-- Task description --
The finished copy must match the records exactly, except that it contains no pictures.
============
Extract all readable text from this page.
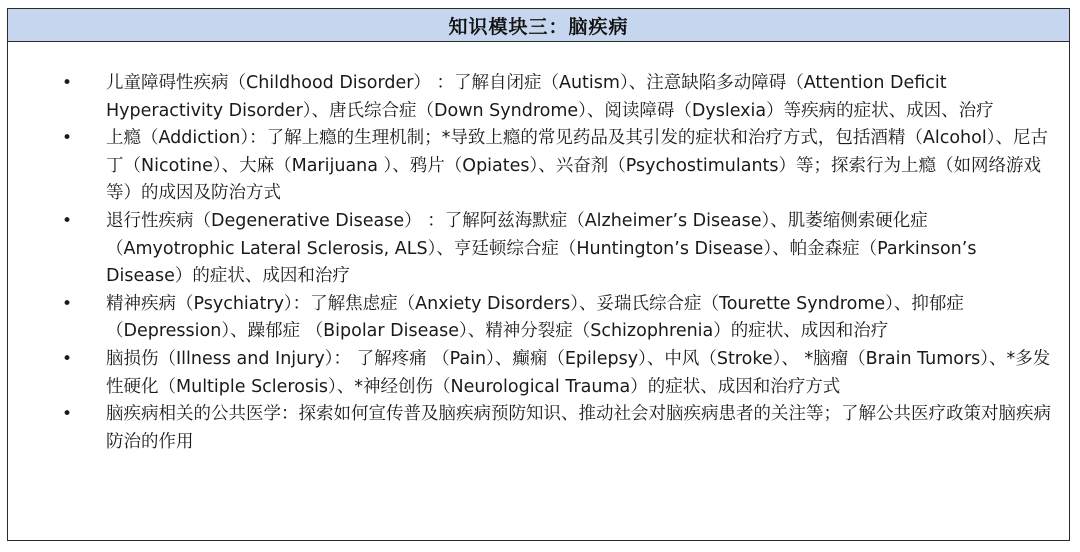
知识模块三：脑疾病
• 儿童障碍性疾病（Childhood Disorder） ：了解自闭症（Autism）、注意缺陷多动障碍（Attention Deficit Hyperactivity Disorder）、唐氏综合症（Down Syndrome）、阅读障碍（Dyslexia）等疾病的症状、成因、治疗
• 上瘾（Addiction）：了解上瘾的生理机制；*导致上瘾的常见药品及其引发的症状和治疗方式，包括酒精（Alcohol）、尼古丁（Nicotine）、大麻（Marijuana ）、鸦片（Opiates）、兴奋剂（Psychostimulants）等；探索行为上瘾（如网络游戏等）的成因及防治方式
• 退行性疾病（Degenerative Disease） ：了解阿兹海默症（Alzheimer’s Disease）、肌萎缩侧索硬化症（Amyotrophic Lateral Sclerosis, ALS）、亨廷顿综合症（Huntington’s Disease）、帕金森症（Parkinson’s Disease）的症状、成因和治疗
• 精神疾病（Psychiatry）：了解焦虑症（Anxiety Disorders）、妥瑞氏综合症（Tourette Syndrome）、抑郁症（Depression）、躁郁症 （Bipolar Disease）、精神分裂症（Schizophrenia）的症状、成因和治疗
• 脑损伤（Illness and Injury）： 了解疼痛 （Pain）、癫痫（Epilepsy）、中风（Stroke）、 *脑瘤（Brain Tumors）、*多发性硬化（Multiple Sclerosis）、*神经创伤（Neurological Trauma）的症状、成因和治疗方式
• 脑疾病相关的公共医学：探索如何宣传普及脑疾病预防知识、推动社会对脑疾病患者的关注等；了解公共医疗政策对脑疾病防治的作用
============
-- Answer for this exercise --
Extract all readable text from this page.
知识模块三：脑疾病
• 儿童障碍性疾病（Childhood Disorder） ：了解自闭症（Autism）、注意缺陷多动障碍（Attention Deficit Hyperactivity Disorder）、唐氏综合症（Down Syndrome）、阅读障碍（Dyslexia）等疾病的症状、成因、治疗
• 上瘾（Addiction）：了解上瘾的生理机制；*导致上瘾的常见药品及其引发的症状和治疗方式，包括酒精（Alcohol）、尼古丁（Nicotine）、大麻（Marijuana ）、鸦片（Opiates）、兴奋剂（Psychostimulants）等；探索行为上瘾（如网络游戏等）的成因及防治方式
• 退行性疾病（Degenerative Disease） ：了解阿兹海默症（Alzheimer’s Disease）、肌萎缩侧索硬化症（Amyotrophic Lateral Sclerosis, ALS）、亨廷顿综合症（Huntington’s Disease）、帕金森症（Parkinson’s Disease）的症状、成因和治疗
• 精神疾病（Psychiatry）：了解焦虑症（Anxiety Disorders）、妥瑞氏综合症（Tourette Syndrome）、抑郁症（Depression）、躁郁症 （Bipolar Disease）、精神分裂症（Schizophrenia）的症状、成因和治疗
• 脑损伤（Illness and Injury）： 了解疼痛 （Pain）、癫痫（Epilepsy）、中风（Stroke）、 *脑瘤（Brain Tumors）、*多发性硬化（Multiple Sclerosis）、*神经创伤（Neurological Trauma）的症状、成因和治疗方式
• 脑疾病相关的公共医学：探索如何宣传普及脑疾病预防知识、推动社会对脑疾病患者的关注等；了解公共医疗政策对脑疾病防治的作用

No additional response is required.